[Dataset entries on figures]
____

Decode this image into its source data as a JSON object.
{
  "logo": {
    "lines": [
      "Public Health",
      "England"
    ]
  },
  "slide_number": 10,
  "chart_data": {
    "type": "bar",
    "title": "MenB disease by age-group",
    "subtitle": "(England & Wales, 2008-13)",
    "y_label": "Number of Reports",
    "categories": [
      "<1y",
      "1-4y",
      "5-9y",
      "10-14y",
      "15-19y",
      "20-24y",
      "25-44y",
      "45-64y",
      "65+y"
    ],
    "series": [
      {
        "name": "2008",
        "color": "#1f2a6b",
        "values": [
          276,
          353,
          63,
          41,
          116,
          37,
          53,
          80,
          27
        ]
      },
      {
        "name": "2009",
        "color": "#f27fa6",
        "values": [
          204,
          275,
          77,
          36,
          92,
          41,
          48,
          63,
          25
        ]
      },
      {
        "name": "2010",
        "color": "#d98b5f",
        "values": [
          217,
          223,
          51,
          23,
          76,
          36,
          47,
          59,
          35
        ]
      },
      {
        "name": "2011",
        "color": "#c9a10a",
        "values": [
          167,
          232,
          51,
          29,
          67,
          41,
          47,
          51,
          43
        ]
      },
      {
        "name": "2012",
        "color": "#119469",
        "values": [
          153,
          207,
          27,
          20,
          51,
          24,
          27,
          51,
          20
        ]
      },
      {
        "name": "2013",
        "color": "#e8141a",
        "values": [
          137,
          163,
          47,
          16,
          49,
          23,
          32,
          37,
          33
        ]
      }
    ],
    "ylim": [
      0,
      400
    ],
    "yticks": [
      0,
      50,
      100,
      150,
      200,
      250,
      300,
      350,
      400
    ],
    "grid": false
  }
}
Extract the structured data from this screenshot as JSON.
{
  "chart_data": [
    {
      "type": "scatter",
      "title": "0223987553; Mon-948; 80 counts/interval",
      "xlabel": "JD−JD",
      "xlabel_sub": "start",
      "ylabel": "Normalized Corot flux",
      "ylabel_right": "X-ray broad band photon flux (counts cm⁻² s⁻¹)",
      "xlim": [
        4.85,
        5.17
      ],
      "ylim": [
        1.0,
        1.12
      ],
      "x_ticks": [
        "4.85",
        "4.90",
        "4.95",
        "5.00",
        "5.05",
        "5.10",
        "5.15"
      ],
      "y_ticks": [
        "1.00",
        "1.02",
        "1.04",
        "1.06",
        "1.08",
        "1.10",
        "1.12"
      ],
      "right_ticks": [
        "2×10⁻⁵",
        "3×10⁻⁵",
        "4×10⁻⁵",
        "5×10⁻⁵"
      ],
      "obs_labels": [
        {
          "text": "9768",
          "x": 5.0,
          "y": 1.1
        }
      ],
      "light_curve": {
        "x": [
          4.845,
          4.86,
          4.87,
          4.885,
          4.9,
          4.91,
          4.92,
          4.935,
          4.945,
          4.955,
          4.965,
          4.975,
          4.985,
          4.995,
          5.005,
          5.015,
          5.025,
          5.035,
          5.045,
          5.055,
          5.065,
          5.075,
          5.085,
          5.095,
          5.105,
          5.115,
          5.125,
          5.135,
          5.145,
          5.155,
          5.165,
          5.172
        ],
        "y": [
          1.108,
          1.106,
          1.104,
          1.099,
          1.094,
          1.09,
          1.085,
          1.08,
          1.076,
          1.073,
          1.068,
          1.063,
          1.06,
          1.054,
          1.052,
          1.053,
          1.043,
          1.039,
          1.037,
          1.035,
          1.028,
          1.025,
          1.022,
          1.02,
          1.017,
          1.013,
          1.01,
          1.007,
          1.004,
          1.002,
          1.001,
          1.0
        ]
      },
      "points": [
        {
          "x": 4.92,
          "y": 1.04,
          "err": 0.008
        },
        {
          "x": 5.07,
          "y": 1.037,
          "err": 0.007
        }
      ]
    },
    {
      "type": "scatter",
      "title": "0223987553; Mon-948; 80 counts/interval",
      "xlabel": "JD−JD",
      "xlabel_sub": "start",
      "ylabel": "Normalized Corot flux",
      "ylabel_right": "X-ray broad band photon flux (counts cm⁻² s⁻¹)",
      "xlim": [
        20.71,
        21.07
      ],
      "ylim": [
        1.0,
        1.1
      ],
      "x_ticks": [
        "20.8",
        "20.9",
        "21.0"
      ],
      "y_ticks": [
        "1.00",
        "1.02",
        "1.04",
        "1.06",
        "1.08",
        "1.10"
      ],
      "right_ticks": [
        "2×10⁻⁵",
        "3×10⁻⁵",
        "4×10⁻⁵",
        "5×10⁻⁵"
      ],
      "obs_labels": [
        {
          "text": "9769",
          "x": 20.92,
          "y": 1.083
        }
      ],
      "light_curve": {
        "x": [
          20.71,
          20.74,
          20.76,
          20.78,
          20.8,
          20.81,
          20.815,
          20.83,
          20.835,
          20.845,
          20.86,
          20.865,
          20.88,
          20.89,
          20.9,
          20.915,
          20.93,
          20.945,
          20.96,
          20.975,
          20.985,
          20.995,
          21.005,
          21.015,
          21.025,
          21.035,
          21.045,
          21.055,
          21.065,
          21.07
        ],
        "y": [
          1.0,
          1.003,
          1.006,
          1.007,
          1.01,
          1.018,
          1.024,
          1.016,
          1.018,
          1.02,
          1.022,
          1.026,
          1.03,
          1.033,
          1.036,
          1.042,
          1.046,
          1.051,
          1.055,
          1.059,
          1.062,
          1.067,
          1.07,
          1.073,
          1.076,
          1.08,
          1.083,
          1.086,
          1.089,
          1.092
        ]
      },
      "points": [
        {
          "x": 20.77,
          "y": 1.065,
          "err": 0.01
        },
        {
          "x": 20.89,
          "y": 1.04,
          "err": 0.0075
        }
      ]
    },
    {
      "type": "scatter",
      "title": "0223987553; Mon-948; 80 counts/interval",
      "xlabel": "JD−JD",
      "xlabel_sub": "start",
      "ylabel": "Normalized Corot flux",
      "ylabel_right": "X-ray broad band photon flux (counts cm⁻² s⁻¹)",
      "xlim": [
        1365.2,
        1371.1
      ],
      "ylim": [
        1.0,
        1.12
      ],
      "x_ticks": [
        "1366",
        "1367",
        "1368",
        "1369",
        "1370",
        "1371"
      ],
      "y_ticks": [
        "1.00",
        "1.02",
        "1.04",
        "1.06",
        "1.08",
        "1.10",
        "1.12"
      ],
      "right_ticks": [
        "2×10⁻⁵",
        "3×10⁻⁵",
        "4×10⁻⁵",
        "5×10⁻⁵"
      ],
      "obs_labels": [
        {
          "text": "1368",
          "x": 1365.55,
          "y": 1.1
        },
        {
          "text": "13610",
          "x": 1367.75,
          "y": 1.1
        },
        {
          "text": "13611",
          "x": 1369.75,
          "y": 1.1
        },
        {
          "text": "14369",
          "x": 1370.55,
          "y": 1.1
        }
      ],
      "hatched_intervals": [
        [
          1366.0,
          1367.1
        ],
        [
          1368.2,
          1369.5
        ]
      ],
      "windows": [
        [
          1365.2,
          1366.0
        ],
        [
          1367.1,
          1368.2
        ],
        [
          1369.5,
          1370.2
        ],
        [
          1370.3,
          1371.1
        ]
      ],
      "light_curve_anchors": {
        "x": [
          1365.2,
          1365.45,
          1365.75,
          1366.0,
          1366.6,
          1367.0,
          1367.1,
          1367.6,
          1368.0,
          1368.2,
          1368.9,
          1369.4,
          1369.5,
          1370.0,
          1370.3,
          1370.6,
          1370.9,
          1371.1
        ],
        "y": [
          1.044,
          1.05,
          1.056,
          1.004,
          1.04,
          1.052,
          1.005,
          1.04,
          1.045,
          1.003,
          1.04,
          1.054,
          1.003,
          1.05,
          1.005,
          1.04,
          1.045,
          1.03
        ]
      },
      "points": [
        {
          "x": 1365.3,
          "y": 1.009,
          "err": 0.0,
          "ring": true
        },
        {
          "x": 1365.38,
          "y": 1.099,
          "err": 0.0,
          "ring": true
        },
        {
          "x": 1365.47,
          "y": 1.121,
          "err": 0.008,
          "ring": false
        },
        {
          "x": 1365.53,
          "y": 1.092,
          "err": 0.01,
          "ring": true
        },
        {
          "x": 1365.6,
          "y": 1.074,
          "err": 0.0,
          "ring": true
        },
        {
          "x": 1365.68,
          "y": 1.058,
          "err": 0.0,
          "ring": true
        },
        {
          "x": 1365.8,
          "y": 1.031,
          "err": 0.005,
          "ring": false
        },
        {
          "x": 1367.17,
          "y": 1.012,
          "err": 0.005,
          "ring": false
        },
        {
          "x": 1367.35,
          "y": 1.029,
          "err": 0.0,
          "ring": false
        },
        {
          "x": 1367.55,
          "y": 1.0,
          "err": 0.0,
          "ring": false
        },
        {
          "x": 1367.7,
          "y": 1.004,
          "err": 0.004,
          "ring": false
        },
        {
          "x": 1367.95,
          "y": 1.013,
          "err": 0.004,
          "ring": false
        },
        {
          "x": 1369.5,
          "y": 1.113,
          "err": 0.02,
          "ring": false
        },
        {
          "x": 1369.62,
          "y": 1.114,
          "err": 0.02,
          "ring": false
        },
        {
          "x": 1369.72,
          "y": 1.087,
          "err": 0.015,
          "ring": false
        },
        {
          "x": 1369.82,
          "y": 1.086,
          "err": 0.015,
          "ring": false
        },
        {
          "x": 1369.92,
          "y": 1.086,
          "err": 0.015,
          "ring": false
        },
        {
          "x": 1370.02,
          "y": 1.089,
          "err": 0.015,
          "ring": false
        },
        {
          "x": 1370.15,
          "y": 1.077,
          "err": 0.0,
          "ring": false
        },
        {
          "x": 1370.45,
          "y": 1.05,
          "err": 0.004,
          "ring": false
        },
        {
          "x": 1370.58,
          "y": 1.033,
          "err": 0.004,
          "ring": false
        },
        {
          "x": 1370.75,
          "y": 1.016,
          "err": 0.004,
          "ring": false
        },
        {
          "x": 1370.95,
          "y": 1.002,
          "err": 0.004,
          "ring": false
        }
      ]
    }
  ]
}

____

* _Given exercise_: Copy all lines above containing the string "JSON".

* _Written reply_:
Decode this image into its source data as a JSON object.
Extract the structured data from this screenshot as JSON.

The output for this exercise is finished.